→ Task statement:
Please tally the lines in the material below that contain the word "surface" and reply with only that number.

→ Information supplied:
----------

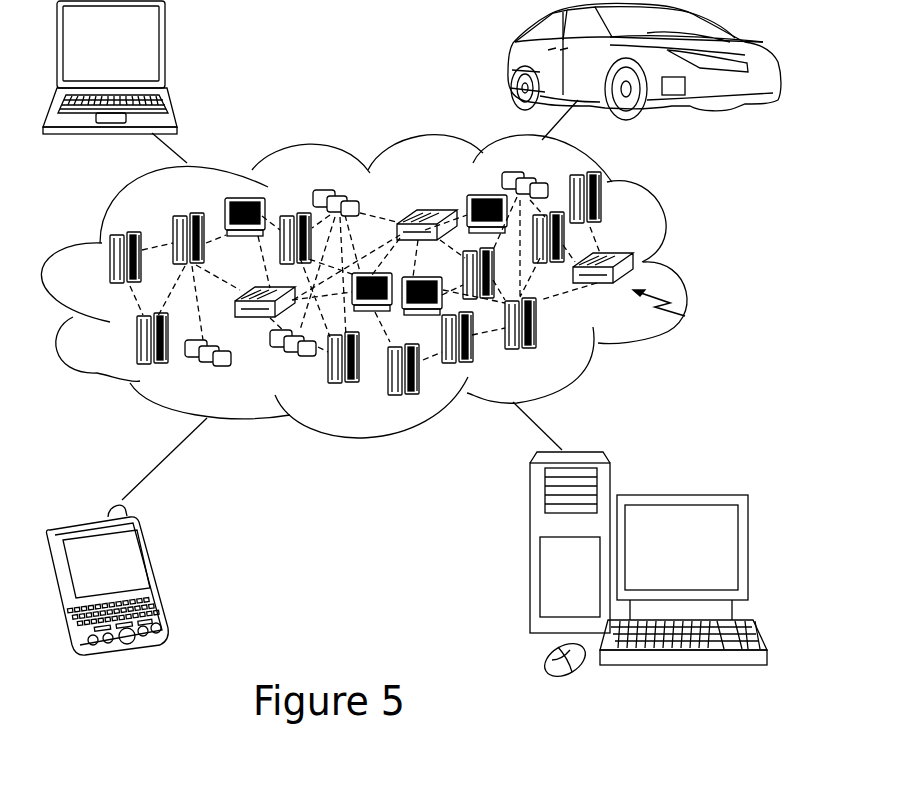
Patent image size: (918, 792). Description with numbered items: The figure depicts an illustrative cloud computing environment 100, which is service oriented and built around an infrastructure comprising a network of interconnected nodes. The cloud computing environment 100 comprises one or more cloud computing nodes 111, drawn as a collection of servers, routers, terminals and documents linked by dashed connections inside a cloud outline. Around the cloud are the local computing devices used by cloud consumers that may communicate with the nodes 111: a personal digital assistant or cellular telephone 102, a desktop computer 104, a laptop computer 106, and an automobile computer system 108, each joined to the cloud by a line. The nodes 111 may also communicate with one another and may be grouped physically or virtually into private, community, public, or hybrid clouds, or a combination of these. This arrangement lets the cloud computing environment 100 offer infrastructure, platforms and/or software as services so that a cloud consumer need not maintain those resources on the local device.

----------

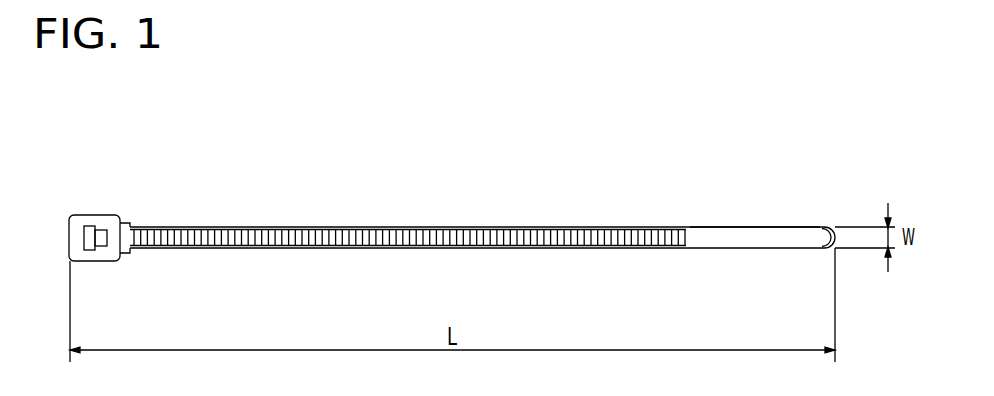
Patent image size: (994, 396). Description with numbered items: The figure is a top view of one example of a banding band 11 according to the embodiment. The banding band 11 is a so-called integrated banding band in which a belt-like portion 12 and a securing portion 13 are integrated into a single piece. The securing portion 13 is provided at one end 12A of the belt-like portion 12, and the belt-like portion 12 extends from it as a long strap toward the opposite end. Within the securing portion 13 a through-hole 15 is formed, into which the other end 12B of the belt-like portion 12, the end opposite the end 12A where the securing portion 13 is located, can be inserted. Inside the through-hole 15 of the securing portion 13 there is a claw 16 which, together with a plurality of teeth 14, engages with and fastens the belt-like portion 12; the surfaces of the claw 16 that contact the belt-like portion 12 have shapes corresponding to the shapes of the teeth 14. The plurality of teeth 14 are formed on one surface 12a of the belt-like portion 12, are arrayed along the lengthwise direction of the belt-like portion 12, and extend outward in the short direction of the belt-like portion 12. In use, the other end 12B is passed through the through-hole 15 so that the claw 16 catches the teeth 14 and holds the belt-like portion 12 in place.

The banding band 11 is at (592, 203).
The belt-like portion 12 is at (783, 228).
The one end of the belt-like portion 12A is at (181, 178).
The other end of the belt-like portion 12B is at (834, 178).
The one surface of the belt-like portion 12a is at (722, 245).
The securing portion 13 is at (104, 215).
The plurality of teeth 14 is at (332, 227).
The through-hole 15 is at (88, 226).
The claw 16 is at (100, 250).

----------

→ Response to this exercise:
2